#### PROVIDED INFORMATION:
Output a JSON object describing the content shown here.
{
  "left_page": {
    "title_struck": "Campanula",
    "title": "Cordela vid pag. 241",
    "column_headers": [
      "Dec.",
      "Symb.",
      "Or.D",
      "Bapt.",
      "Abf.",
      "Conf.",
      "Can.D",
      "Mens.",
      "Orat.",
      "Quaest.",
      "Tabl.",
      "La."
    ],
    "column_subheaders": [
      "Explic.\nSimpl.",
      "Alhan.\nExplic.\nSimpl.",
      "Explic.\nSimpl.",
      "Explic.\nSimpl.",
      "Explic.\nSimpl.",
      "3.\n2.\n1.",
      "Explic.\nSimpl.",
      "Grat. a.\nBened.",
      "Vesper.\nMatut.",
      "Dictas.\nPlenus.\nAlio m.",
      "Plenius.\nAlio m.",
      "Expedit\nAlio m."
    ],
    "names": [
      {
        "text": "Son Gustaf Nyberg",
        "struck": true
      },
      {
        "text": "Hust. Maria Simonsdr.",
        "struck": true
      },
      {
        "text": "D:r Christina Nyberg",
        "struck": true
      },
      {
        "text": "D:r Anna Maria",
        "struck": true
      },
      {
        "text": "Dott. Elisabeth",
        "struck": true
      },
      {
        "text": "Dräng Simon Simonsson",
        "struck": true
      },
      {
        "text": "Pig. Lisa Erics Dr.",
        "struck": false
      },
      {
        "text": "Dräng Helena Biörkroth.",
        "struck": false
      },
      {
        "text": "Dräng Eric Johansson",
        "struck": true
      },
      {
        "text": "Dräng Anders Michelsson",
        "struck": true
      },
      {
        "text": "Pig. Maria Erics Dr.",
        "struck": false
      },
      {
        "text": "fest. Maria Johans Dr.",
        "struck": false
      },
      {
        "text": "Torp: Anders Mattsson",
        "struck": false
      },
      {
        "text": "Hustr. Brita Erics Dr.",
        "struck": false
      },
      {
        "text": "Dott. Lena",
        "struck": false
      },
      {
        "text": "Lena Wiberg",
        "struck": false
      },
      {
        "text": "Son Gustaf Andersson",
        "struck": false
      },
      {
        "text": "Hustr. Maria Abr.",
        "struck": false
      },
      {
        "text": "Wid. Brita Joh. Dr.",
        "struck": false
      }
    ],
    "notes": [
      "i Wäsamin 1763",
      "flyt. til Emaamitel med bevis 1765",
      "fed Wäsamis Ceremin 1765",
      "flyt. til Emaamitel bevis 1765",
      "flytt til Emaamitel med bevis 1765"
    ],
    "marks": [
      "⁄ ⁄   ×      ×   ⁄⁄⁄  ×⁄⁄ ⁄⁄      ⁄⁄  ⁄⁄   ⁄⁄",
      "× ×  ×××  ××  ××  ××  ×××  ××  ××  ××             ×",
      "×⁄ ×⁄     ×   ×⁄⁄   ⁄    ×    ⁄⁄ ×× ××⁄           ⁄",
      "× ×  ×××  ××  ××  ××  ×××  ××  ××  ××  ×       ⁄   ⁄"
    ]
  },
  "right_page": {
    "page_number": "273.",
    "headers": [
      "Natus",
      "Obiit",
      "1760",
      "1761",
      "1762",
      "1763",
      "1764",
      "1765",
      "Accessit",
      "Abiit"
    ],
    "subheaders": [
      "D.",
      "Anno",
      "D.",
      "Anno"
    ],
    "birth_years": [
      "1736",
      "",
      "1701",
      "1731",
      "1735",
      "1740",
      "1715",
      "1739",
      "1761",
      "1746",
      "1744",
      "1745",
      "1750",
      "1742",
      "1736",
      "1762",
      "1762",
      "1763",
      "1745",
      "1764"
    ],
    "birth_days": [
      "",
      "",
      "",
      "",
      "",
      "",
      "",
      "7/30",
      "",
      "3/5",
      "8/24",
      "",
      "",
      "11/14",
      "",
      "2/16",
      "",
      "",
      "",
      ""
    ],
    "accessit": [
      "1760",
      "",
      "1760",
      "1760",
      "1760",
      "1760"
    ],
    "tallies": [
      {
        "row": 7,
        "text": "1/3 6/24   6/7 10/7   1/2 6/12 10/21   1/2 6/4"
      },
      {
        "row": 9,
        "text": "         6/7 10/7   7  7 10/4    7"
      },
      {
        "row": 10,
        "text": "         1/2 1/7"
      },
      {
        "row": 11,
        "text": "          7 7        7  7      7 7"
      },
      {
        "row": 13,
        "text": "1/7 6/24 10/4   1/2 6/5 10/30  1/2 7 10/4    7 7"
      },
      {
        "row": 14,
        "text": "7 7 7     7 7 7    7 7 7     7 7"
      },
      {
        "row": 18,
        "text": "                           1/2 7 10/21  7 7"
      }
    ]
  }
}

#### AIM OF THE TASK:
In the entries above, identify every line with the string "Emaamitel".

#### OUTPUT BELOW:
      "flyt. til Emaamitel med bevis 1765",
      "flyt. til Emaamitel bevis 1765",
      "flytt til Emaamitel med bevis 1765"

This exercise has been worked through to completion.